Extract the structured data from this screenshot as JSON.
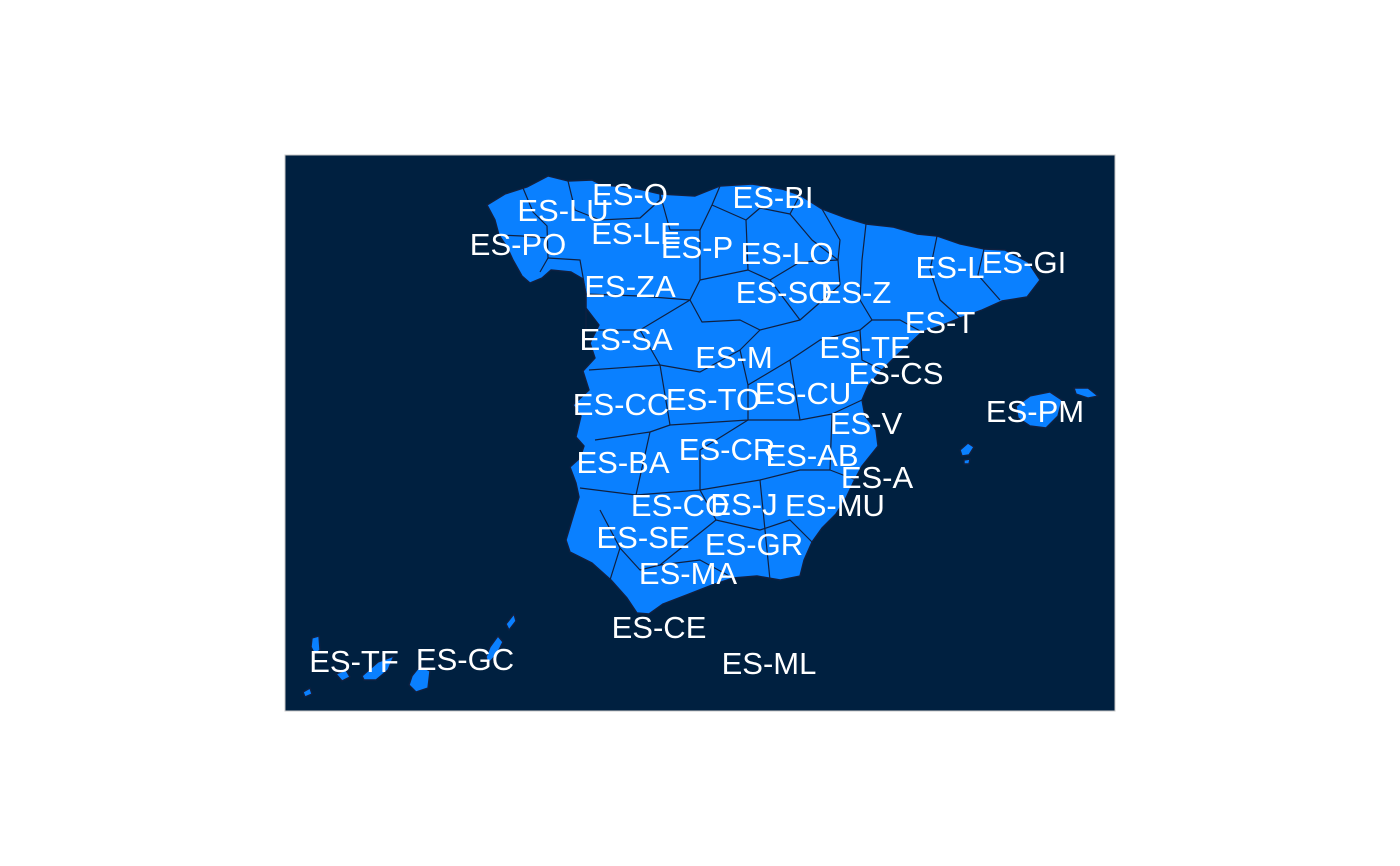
{
  "colors": {
    "background": "#ffffff",
    "panel": "#002040",
    "land": "#0a80ff",
    "border": "#102040",
    "label": "#ffffff"
  },
  "labels": [
    {
      "code": "ES-O"
    },
    {
      "code": "ES-BI"
    },
    {
      "code": "ES-LU"
    },
    {
      "code": "ES-LE"
    },
    {
      "code": "ES-PO"
    },
    {
      "code": "ES-P"
    },
    {
      "code": "ES-LO"
    },
    {
      "code": "ES-L"
    },
    {
      "code": "ES-GI"
    },
    {
      "code": "ES-ZA"
    },
    {
      "code": "ES-SO"
    },
    {
      "code": "ES-Z"
    },
    {
      "code": "ES-T"
    },
    {
      "code": "ES-SA"
    },
    {
      "code": "ES-M"
    },
    {
      "code": "ES-TE"
    },
    {
      "code": "ES-CS"
    },
    {
      "code": "ES-CC"
    },
    {
      "code": "ES-TO"
    },
    {
      "code": "ES-CU"
    },
    {
      "code": "ES-PM"
    },
    {
      "code": "ES-V"
    },
    {
      "code": "ES-BA"
    },
    {
      "code": "ES-CR"
    },
    {
      "code": "ES-AB"
    },
    {
      "code": "ES-A"
    },
    {
      "code": "ES-CO"
    },
    {
      "code": "ES-J"
    },
    {
      "code": "ES-MU"
    },
    {
      "code": "ES-SE"
    },
    {
      "code": "ES-GR"
    },
    {
      "code": "ES-MA"
    },
    {
      "code": "ES-CE"
    },
    {
      "code": "ES-TF"
    },
    {
      "code": "ES-GC"
    },
    {
      "code": "ES-ML"
    }
  ]
}
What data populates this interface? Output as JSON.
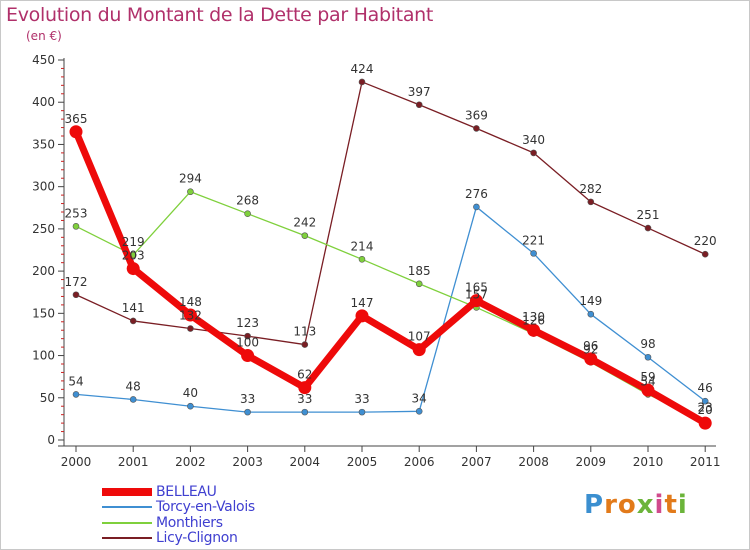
{
  "title": "Evolution du Montant de la Dette par Habitant",
  "subtitle": "(en €)",
  "logo": {
    "letters": [
      "P",
      "r",
      "o",
      "x",
      "i",
      "t",
      "i"
    ],
    "colors": [
      "#3b8fd0",
      "#e27a1a",
      "#e27a1a",
      "#6bb43a",
      "#d14a8c",
      "#e27a1a",
      "#6bb43a"
    ]
  },
  "chart_data": {
    "type": "line",
    "categories": [
      "2000",
      "2001",
      "2002",
      "2003",
      "2004",
      "2005",
      "2006",
      "2007",
      "2008",
      "2009",
      "2010",
      "2011"
    ],
    "yticks": [
      "0",
      "50",
      "100",
      "150",
      "200",
      "250",
      "300",
      "350",
      "400",
      "450"
    ],
    "ylim": [
      0,
      450
    ],
    "grid": false,
    "legend": "bottom-left",
    "series": [
      {
        "name": "Licy-Clignon",
        "color": "#7a1e24",
        "values": [
          172,
          141,
          132,
          123,
          113,
          424,
          397,
          369,
          340,
          282,
          251,
          220
        ],
        "labels": [
          "172",
          "141",
          "132",
          "123",
          "113",
          "424",
          "397",
          "369",
          "340",
          "282",
          "251",
          "220"
        ]
      },
      {
        "name": "Torcy-en-Valois",
        "color": "#3f8fd2",
        "values": [
          54,
          48,
          40,
          33,
          33,
          33,
          34,
          276,
          221,
          149,
          98,
          46
        ],
        "labels": [
          "54",
          "48",
          "40",
          "33",
          "33",
          "33",
          "34",
          "276",
          "221",
          "149",
          "98",
          "46"
        ]
      },
      {
        "name": "Monthiers",
        "color": "#7fd03c",
        "values": [
          253,
          219,
          294,
          268,
          242,
          214,
          185,
          157,
          126,
          92,
          54,
          23
        ],
        "labels": [
          "253",
          "219",
          "294",
          "268",
          "242",
          "214",
          "185",
          "157",
          "126",
          "92",
          "54",
          "23"
        ]
      },
      {
        "name": "BELLEAU",
        "color": "#ee0a0a",
        "values": [
          365,
          203,
          148,
          100,
          62,
          147,
          107,
          165,
          130,
          96,
          59,
          20
        ],
        "labels": [
          "365",
          "203",
          "148",
          "100",
          "62",
          "147",
          "107",
          "165",
          "130",
          "96",
          "59",
          "20"
        ]
      }
    ],
    "legend_order": [
      "BELLEAU",
      "Torcy-en-Valois",
      "Monthiers",
      "Licy-Clignon"
    ]
  }
}
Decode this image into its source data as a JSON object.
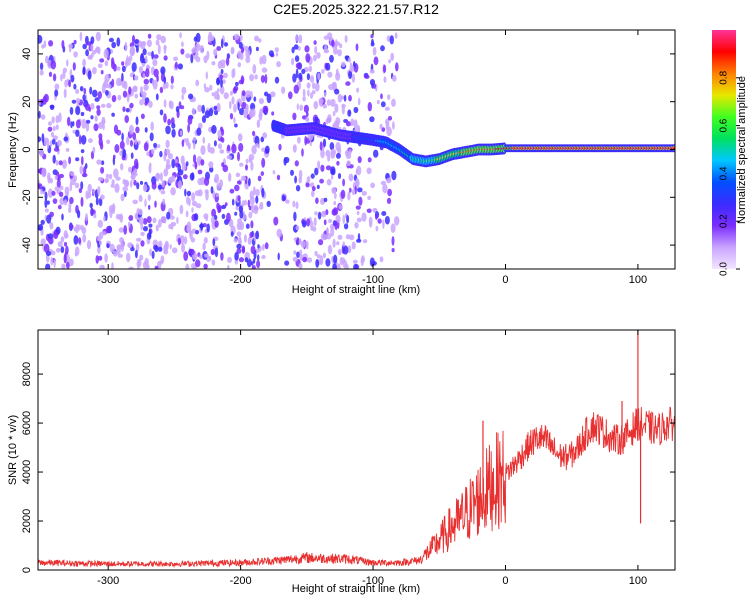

══════════

Work to do:
In the entries above, locate every line with the word "Torcy" and copy it.

Solution to this exercise:
        "name": "Torcy-en-Valois",
      "Torcy-en-Valois",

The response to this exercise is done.